Gather each line containing the string "Smith" from these entries.

## START RECORDS TO USE

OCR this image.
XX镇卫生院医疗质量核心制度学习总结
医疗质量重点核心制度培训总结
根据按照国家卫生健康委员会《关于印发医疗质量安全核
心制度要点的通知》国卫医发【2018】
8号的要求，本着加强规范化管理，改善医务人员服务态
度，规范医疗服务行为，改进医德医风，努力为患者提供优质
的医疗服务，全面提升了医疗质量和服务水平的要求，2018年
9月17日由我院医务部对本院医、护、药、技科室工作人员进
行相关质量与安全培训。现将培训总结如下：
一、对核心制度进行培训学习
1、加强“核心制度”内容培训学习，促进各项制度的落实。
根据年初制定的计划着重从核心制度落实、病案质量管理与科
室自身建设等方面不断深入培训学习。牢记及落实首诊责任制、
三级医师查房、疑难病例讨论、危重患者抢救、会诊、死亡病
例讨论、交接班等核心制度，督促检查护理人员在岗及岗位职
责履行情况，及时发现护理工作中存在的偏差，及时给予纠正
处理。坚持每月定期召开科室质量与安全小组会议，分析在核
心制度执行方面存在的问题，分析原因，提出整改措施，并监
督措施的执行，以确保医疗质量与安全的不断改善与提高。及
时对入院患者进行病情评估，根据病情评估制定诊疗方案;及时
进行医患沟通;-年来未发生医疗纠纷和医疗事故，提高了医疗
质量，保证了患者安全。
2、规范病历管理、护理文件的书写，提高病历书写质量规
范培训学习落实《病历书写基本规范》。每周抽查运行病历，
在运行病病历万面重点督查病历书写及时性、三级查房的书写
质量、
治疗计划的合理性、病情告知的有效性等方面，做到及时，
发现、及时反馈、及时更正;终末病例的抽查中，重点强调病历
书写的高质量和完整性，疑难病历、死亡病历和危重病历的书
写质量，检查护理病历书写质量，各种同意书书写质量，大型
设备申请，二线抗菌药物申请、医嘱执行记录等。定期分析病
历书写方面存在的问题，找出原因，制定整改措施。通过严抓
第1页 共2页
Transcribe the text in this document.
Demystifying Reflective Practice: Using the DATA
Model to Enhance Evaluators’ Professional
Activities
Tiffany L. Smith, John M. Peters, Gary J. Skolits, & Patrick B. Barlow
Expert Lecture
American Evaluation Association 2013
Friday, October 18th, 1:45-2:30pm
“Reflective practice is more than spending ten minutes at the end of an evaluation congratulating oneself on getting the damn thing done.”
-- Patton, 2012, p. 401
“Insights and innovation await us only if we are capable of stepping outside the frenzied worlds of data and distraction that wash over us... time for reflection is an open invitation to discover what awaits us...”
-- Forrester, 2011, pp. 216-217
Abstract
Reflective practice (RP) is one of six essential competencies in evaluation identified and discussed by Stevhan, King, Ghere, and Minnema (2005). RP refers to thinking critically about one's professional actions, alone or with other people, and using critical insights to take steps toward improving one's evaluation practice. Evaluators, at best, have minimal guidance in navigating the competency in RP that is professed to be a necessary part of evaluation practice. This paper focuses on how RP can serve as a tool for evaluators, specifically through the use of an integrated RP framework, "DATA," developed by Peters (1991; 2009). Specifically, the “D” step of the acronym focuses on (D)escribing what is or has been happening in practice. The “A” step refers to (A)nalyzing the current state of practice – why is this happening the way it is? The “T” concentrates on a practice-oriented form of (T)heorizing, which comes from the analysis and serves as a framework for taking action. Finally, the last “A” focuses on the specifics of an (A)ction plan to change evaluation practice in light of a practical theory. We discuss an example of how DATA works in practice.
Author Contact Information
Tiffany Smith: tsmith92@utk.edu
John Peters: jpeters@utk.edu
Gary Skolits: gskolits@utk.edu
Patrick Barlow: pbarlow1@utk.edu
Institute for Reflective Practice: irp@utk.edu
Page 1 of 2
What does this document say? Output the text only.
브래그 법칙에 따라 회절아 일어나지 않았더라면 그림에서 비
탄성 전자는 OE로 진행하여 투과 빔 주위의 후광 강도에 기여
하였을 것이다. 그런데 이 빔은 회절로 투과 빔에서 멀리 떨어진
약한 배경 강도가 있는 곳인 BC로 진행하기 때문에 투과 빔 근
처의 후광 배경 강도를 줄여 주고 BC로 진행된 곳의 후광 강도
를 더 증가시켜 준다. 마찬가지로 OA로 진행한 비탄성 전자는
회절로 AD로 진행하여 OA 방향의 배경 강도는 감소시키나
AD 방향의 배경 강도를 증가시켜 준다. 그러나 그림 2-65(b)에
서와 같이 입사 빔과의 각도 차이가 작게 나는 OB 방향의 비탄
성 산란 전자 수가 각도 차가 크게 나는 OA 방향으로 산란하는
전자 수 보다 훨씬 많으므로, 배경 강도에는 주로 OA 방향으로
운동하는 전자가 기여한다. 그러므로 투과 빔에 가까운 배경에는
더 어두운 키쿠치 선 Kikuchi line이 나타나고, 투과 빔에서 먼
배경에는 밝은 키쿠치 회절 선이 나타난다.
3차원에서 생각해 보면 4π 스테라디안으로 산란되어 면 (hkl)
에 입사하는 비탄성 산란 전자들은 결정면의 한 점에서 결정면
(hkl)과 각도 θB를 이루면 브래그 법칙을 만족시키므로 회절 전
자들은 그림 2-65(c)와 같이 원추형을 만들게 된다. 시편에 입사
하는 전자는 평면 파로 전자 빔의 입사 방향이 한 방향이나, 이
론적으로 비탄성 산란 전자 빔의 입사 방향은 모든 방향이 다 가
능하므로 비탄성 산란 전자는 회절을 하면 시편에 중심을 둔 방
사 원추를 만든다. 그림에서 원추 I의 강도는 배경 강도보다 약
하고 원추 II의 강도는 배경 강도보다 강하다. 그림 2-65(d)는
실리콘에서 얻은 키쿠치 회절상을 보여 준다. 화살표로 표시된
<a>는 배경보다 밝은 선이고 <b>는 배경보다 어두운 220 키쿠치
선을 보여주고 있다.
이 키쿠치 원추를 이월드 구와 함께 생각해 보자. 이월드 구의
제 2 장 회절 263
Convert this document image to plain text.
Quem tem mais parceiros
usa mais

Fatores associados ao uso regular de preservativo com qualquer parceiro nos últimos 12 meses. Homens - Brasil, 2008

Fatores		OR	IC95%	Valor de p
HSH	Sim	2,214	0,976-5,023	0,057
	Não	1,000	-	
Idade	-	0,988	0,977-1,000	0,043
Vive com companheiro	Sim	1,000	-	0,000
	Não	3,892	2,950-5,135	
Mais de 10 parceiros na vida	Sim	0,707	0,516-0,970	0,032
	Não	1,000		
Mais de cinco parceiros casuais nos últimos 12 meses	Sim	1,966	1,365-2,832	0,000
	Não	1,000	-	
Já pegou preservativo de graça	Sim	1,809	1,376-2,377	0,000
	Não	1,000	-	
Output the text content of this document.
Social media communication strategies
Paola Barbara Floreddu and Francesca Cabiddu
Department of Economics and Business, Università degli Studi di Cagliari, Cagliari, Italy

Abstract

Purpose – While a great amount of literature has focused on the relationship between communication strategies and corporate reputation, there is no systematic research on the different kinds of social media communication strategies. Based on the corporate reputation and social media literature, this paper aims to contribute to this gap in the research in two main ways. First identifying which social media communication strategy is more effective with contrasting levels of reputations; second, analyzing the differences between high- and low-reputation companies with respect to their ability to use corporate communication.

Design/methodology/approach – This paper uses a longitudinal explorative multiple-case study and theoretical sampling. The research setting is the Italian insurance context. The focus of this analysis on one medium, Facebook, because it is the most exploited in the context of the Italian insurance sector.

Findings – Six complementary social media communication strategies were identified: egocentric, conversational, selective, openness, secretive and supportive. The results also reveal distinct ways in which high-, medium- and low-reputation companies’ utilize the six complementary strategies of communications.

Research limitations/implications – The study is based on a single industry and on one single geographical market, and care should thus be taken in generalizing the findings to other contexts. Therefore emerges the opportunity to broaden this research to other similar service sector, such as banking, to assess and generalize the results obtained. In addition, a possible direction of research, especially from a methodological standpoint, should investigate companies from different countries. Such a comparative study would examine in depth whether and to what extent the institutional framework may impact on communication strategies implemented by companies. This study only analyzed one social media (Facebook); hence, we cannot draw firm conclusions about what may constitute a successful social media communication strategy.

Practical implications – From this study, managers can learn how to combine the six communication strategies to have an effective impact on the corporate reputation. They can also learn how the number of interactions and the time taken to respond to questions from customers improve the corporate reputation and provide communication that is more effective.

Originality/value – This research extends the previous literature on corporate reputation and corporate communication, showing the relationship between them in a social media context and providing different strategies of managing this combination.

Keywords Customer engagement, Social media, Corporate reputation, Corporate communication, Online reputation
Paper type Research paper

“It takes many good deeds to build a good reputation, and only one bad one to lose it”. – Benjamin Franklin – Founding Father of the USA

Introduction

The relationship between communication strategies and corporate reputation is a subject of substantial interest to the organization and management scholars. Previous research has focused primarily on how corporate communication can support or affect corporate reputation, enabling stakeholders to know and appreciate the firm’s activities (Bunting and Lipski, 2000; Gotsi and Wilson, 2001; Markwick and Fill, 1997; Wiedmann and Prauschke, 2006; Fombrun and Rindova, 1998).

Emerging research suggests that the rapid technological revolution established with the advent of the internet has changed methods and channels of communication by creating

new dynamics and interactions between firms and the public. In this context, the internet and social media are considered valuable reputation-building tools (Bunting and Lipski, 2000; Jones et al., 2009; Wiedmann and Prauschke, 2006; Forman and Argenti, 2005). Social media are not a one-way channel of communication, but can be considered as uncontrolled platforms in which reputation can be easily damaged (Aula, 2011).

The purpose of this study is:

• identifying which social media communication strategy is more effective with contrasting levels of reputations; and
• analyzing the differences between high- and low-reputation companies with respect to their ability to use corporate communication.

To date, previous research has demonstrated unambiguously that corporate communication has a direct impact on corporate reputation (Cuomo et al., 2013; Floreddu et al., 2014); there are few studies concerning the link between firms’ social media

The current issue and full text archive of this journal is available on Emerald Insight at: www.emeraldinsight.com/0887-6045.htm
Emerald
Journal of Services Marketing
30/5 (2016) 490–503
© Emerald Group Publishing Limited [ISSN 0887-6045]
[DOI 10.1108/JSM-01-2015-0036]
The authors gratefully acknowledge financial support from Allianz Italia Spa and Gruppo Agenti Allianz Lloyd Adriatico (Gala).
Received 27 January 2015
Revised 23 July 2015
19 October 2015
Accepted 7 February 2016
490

## END RECORDS TO USE

RIGHT ANSWER =>
Tiffany L. Smith, John M. Peters, Gary J. Skolits, & Patrick B. Barlow
Tiffany Smith: tsmith92@utk.edu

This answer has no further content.